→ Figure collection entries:

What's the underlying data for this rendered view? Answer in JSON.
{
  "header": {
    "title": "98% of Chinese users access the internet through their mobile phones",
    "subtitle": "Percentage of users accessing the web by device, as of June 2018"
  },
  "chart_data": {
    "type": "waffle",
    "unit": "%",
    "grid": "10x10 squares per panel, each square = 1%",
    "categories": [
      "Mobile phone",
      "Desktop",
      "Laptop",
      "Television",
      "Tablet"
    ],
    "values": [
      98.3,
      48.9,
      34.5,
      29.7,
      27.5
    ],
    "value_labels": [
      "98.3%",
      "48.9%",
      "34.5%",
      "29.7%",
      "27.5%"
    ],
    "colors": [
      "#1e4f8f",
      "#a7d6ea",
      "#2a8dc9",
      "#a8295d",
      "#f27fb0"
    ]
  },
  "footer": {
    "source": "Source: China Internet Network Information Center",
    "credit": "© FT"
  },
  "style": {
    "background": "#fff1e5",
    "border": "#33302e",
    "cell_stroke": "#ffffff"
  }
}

→ What the task asks: Give the number of lines above in which the word "users" occurs, with nothing else.

→ Task solution: 2